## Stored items
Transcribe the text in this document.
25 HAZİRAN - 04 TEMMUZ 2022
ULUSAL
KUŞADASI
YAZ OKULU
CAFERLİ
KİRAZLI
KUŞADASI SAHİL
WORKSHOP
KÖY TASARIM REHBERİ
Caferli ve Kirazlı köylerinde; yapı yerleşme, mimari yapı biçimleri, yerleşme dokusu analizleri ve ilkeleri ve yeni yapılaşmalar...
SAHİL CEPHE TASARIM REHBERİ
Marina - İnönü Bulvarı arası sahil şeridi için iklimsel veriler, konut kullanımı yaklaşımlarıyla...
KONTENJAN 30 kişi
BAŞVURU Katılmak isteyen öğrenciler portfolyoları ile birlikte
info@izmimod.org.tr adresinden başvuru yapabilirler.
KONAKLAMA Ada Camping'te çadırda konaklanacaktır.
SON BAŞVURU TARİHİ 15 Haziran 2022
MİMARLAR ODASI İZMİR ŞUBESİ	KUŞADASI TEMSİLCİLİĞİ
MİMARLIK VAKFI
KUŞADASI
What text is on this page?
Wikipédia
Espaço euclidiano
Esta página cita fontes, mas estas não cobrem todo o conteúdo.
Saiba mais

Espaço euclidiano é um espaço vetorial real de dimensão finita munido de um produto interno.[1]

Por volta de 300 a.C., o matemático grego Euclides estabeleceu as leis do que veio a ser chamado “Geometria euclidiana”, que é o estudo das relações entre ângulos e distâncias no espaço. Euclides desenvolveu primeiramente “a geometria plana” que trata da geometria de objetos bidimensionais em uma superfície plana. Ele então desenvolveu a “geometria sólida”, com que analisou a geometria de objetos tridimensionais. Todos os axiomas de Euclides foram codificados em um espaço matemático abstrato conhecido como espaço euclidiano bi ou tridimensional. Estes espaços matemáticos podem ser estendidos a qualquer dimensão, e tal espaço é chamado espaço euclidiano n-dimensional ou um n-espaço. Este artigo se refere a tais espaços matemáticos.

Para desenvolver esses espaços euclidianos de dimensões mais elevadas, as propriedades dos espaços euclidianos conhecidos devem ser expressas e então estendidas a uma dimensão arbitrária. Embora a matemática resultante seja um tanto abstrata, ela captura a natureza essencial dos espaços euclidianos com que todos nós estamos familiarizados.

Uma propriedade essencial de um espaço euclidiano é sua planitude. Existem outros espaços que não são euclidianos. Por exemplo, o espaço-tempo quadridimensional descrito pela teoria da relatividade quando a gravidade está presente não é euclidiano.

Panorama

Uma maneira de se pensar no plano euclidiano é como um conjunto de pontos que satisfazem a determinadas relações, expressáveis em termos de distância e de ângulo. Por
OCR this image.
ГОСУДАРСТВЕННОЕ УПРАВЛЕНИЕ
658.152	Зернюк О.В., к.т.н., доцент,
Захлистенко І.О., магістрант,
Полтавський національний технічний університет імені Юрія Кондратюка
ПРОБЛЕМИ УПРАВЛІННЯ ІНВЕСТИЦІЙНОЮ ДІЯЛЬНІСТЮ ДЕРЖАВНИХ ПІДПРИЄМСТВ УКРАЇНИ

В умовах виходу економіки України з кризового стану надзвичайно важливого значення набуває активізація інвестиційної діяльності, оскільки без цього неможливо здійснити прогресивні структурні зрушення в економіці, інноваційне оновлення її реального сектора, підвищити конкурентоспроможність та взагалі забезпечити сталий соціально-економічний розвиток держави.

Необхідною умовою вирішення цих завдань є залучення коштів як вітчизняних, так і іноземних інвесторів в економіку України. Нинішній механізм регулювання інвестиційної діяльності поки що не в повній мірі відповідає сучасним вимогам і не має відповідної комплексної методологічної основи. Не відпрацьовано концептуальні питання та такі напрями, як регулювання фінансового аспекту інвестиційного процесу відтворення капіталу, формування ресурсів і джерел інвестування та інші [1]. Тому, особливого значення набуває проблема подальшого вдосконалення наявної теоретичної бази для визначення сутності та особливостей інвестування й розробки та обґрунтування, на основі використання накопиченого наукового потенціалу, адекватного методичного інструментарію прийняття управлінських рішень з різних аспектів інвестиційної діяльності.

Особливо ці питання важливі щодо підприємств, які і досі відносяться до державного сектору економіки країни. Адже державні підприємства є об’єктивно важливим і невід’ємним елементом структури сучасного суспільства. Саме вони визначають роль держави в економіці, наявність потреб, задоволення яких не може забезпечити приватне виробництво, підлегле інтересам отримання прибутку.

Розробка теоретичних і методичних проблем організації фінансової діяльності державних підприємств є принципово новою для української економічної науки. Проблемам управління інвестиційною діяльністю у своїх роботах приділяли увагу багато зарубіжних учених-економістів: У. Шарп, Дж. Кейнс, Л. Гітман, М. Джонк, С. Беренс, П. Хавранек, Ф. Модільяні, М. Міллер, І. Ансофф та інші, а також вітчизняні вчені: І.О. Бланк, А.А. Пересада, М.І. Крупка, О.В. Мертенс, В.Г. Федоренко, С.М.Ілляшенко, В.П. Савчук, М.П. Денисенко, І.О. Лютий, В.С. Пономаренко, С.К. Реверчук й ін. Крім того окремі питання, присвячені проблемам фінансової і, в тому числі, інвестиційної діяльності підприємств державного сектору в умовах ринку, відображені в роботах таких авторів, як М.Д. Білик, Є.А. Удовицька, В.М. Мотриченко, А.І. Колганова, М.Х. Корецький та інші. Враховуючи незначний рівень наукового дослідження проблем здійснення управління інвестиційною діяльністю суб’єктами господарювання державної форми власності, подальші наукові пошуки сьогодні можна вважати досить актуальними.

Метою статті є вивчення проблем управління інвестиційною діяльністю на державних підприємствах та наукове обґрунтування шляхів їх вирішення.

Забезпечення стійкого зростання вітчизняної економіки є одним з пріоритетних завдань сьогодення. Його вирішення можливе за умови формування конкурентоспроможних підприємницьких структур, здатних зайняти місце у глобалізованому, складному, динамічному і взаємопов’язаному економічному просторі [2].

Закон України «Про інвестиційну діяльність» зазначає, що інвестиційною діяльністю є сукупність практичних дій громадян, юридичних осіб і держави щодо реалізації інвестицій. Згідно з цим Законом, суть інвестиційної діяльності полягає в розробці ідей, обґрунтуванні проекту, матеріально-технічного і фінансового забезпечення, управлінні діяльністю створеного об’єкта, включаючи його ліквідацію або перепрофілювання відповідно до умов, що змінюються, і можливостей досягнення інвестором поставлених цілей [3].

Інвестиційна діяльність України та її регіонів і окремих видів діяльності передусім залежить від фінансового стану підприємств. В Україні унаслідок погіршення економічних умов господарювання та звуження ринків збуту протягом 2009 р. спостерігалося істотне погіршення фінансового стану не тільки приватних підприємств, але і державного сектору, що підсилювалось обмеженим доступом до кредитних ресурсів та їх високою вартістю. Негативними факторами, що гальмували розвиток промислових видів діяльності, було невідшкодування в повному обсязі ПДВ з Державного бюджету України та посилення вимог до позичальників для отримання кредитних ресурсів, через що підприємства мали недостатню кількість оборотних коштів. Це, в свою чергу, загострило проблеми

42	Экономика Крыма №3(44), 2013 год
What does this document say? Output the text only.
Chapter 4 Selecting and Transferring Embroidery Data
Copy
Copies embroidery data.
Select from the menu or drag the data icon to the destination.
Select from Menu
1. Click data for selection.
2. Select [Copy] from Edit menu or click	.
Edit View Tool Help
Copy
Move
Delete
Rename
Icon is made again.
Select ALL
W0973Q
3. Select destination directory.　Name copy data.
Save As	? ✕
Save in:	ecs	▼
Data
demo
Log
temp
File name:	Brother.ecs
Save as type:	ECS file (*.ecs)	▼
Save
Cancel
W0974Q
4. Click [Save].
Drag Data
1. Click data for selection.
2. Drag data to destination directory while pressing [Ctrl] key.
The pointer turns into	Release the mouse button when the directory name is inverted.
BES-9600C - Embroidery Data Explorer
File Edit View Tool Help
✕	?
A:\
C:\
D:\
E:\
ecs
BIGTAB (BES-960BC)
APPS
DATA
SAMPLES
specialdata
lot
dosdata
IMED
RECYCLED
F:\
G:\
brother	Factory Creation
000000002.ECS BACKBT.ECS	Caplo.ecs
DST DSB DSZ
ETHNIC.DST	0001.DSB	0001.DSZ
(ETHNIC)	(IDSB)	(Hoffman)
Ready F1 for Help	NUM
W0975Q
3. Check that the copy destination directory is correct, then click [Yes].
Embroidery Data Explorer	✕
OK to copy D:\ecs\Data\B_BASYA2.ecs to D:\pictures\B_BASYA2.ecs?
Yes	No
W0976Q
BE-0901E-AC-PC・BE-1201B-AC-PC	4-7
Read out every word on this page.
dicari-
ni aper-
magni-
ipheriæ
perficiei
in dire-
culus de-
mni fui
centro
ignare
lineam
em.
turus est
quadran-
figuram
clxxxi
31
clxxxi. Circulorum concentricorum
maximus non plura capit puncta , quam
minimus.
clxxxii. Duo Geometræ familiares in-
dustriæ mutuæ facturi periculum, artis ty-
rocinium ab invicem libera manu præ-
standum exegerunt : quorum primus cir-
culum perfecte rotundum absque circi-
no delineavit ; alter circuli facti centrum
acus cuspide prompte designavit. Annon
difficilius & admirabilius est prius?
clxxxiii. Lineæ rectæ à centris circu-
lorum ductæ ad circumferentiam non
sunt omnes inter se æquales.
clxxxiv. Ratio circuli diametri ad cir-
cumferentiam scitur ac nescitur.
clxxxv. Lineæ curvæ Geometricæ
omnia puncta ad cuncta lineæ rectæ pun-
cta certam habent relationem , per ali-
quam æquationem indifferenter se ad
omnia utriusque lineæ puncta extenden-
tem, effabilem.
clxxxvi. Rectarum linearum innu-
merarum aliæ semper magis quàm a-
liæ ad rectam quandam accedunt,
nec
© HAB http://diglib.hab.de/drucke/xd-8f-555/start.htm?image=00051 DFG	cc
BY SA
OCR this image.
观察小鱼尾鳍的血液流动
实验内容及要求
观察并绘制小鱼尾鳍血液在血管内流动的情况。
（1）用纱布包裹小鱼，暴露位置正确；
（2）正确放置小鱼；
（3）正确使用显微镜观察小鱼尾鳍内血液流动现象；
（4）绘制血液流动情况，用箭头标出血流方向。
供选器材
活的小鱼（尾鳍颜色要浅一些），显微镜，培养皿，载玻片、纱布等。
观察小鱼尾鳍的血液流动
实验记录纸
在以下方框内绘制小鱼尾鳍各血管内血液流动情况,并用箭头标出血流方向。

## WHAT TO WORK ON
Search the data above for the word "вирішення", then gather each line in which it appears.

## FULL ANSWER
Необхідною умовою вирішення цих завдань є залучення коштів як вітчизняних, так і іноземних інвесторів в економіку України. Нинішній механізм регулювання інвестиційної діяльності поки що не в повній мірі відповідає сучасним вимогам і не має відповідної комплексної методологічної основи. Не відпрацьовано концептуальні питання та такі напрями, як регулювання фінансового аспекту інвестиційного процесу відтворення капіталу, формування ресурсів і джерел інвестування та інші [1]. Тому, особливого значення набуває проблема подальшого вдосконалення наявної теоретичної бази для визначення сутності та особливостей інвестування й розробки та обґрунтування, на основі використання накопиченого наукового потенціалу, адекватного методичного інструментарію прийняття управлінських рішень з різних аспектів інвестиційної діяльності.
Метою статті є вивчення проблем управління інвестиційною діяльністю на державних підприємствах та наукове обґрунтування шляхів їх вирішення.
Забезпечення стійкого зростання вітчизняної економіки є одним з пріоритетних завдань сьогодення. Його вирішення можливе за умови формування конкурентоспроможних підприємницьких структур, здатних зайняти місце у глобалізованому, складному, динамічному і взаємопов’язаному економічному просторі [2].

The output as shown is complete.